=== ROWS ===
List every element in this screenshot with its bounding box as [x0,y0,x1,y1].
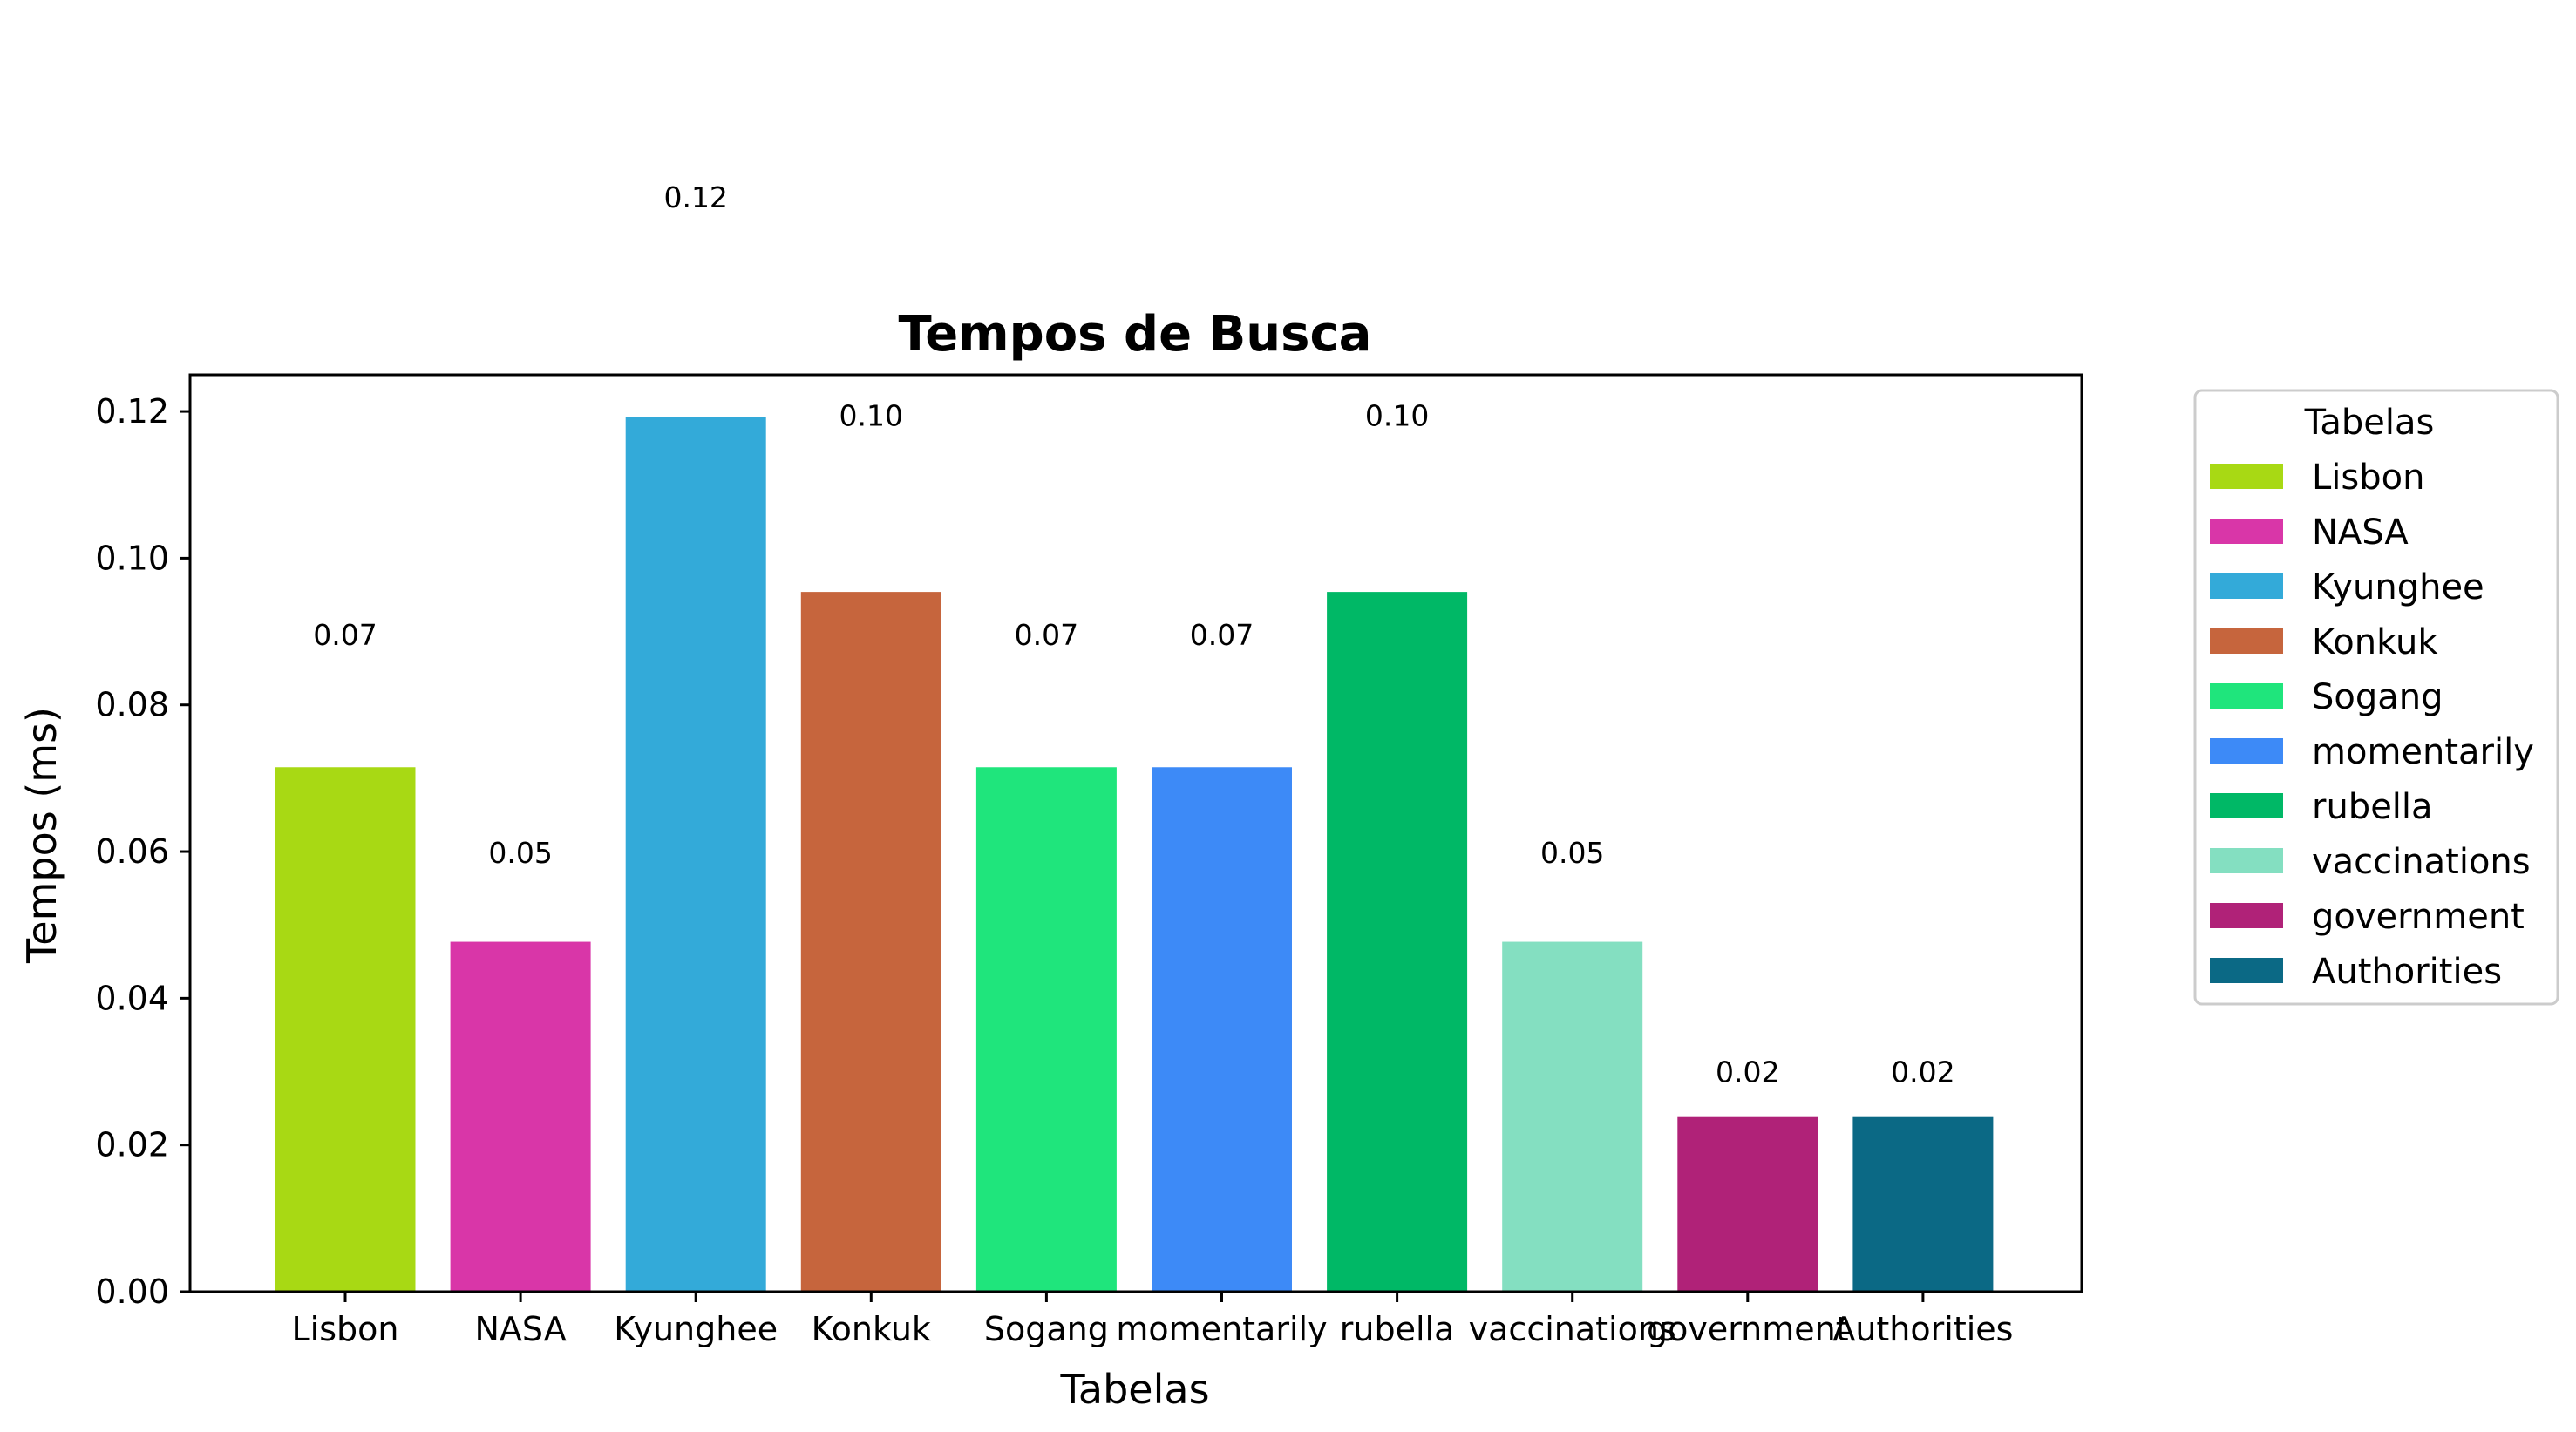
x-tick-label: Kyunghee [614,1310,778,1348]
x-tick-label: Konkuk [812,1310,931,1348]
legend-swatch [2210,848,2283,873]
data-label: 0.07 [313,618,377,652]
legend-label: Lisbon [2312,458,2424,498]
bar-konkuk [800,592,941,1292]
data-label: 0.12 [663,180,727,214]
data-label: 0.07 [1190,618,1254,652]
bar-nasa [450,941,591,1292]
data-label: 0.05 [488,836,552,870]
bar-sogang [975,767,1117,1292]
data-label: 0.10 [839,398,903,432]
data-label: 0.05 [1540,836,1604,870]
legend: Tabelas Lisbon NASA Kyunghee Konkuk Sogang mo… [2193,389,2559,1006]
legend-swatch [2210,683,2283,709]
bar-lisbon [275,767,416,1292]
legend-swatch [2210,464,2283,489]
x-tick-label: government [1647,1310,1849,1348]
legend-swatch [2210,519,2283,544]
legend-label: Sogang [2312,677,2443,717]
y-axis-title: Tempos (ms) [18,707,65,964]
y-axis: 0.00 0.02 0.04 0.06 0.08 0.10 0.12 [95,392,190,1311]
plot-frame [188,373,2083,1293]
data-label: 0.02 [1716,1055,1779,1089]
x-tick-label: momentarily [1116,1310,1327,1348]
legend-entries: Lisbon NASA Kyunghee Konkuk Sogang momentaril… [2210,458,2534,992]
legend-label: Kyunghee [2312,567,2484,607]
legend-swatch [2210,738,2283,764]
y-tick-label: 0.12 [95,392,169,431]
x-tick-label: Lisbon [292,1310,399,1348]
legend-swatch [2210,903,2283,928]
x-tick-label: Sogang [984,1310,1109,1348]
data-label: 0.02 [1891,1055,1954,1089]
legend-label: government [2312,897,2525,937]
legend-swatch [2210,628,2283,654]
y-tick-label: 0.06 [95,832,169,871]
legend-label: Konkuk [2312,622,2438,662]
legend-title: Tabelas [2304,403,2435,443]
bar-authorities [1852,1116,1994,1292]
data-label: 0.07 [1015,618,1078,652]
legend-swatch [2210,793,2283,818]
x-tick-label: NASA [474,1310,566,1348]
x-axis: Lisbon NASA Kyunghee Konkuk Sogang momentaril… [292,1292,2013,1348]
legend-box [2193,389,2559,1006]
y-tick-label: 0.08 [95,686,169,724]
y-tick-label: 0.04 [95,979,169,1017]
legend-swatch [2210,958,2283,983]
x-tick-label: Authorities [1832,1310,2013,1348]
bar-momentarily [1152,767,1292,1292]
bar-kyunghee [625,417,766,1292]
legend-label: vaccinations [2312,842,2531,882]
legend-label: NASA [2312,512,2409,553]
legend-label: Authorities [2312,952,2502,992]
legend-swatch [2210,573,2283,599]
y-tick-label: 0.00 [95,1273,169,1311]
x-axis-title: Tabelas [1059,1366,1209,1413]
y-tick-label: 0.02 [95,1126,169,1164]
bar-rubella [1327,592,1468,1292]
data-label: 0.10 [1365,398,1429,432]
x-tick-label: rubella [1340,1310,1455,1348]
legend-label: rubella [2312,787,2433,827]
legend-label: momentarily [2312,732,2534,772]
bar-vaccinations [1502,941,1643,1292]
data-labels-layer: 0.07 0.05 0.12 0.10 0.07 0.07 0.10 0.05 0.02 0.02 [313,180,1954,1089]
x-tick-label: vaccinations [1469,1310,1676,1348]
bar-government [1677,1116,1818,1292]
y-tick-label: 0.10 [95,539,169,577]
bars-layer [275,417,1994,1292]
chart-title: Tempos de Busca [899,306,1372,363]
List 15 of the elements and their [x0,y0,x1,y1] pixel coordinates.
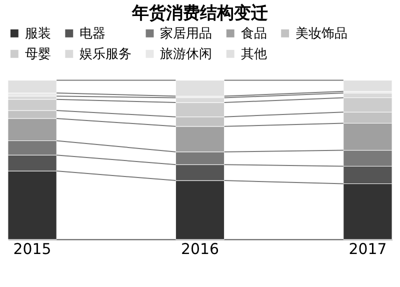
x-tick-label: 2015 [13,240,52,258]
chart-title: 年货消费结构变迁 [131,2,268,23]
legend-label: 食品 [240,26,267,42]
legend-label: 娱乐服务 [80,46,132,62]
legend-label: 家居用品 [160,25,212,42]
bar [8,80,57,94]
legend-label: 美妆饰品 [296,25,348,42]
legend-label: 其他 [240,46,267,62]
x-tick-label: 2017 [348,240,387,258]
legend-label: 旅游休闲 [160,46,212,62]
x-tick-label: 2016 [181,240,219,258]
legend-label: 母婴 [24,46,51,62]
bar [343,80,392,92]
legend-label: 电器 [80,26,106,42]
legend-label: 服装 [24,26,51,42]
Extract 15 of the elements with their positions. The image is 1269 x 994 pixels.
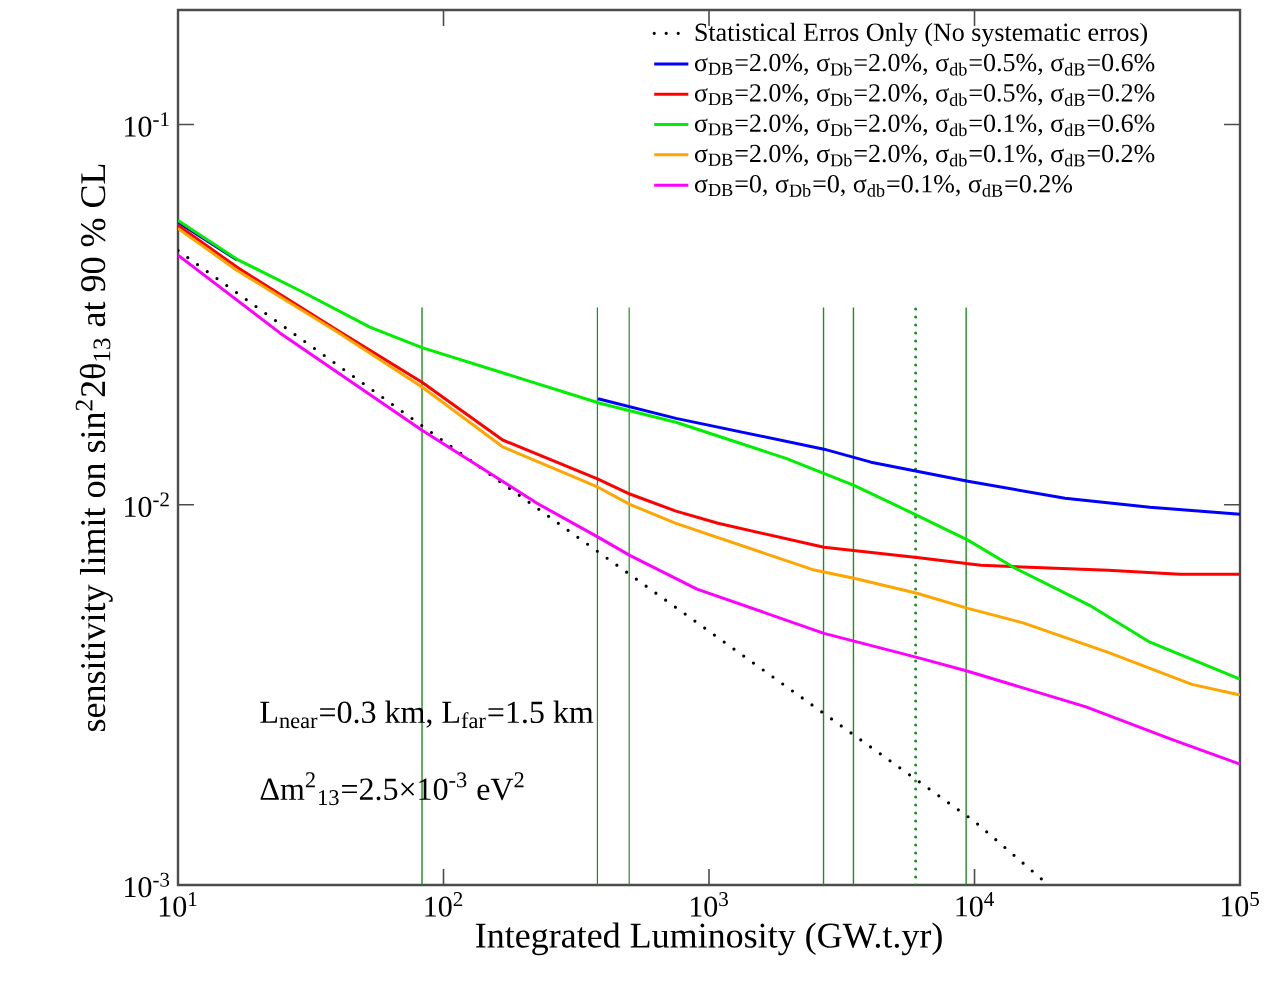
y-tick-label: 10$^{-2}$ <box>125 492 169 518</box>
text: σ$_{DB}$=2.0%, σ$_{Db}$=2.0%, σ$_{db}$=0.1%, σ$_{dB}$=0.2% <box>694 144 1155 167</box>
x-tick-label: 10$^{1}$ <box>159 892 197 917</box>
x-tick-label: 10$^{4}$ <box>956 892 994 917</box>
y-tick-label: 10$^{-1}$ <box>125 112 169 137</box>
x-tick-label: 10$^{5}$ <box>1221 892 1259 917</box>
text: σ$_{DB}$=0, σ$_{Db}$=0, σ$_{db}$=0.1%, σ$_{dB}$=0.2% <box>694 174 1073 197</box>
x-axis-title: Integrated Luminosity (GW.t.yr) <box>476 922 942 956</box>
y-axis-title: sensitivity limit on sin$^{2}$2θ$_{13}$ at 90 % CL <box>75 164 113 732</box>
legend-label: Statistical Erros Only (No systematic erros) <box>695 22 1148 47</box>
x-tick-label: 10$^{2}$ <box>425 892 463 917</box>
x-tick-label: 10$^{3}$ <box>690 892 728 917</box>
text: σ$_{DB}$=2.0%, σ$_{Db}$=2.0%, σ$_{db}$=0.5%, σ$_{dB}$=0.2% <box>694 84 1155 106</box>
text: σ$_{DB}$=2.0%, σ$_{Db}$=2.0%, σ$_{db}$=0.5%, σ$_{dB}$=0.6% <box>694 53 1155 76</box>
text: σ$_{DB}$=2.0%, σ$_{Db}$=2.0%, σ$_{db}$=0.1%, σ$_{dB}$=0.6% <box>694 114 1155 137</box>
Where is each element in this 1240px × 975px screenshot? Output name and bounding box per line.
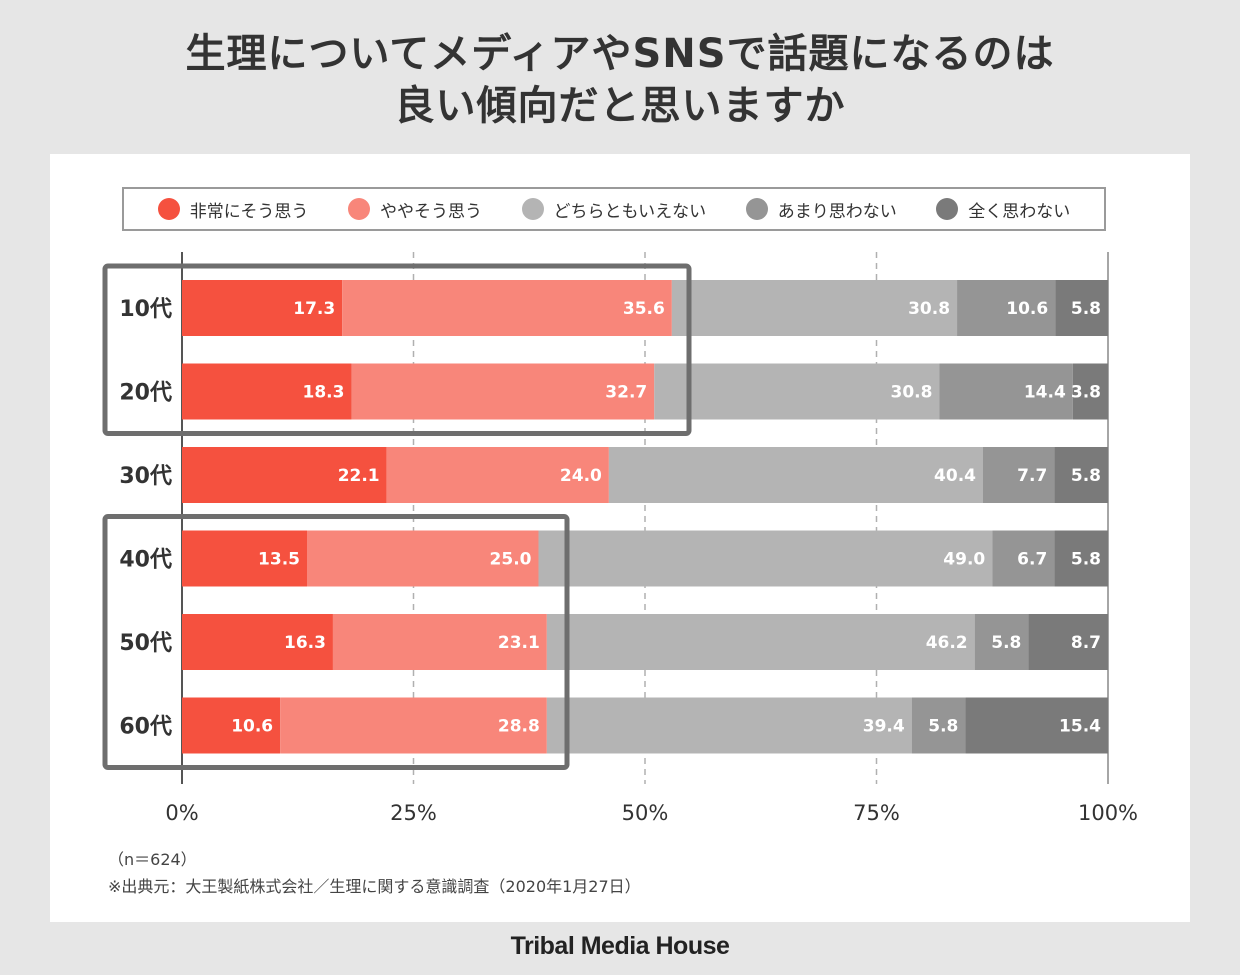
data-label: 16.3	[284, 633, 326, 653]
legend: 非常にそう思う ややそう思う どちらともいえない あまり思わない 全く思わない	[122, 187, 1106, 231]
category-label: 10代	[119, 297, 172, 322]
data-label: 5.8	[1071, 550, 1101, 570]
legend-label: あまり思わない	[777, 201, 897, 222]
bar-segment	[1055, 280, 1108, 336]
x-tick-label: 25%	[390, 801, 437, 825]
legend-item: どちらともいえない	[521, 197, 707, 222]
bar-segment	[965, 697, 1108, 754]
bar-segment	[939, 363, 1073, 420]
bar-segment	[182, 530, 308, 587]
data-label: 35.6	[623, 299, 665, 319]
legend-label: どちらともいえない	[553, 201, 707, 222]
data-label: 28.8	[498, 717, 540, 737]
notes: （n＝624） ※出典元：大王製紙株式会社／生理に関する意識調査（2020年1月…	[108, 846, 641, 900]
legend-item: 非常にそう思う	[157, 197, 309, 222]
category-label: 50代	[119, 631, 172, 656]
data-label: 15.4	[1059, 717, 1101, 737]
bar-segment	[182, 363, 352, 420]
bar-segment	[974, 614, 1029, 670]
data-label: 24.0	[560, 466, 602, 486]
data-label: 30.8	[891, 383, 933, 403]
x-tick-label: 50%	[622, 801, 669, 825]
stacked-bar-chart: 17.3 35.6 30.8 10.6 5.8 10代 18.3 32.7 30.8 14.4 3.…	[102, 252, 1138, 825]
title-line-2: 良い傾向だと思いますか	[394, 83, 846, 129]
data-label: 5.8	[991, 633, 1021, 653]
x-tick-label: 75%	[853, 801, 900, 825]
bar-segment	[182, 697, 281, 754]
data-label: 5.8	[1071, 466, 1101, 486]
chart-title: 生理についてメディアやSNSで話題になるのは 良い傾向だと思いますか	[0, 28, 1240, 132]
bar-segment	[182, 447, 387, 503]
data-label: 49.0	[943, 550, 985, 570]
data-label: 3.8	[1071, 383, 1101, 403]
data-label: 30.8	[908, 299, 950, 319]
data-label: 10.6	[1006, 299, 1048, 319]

=== STATED EXERCISE ===
Copy verbatim the lines of the listing from the line with "x-tick-label: 2015 [13,240,52,258]" to the line with "x-tick-label: 2017 [348,240,387,258]", including both of those lines.

=== ANSWER TO THE EXERCISE ===
x-tick-label: 2015 [13,240,52,258]
chart-title: 年货消费结构变迁 [131,2,268,23]
legend-label: 食品 [240,26,267,42]
legend-label: 娱乐服务 [80,46,132,62]
legend-label: 家居用品 [160,25,212,42]
bar [8,80,57,94]
legend-label: 美妆饰品 [296,25,348,42]
legend-label: 其他 [240,46,267,62]
x-tick-label: 2017 [348,240,387,258]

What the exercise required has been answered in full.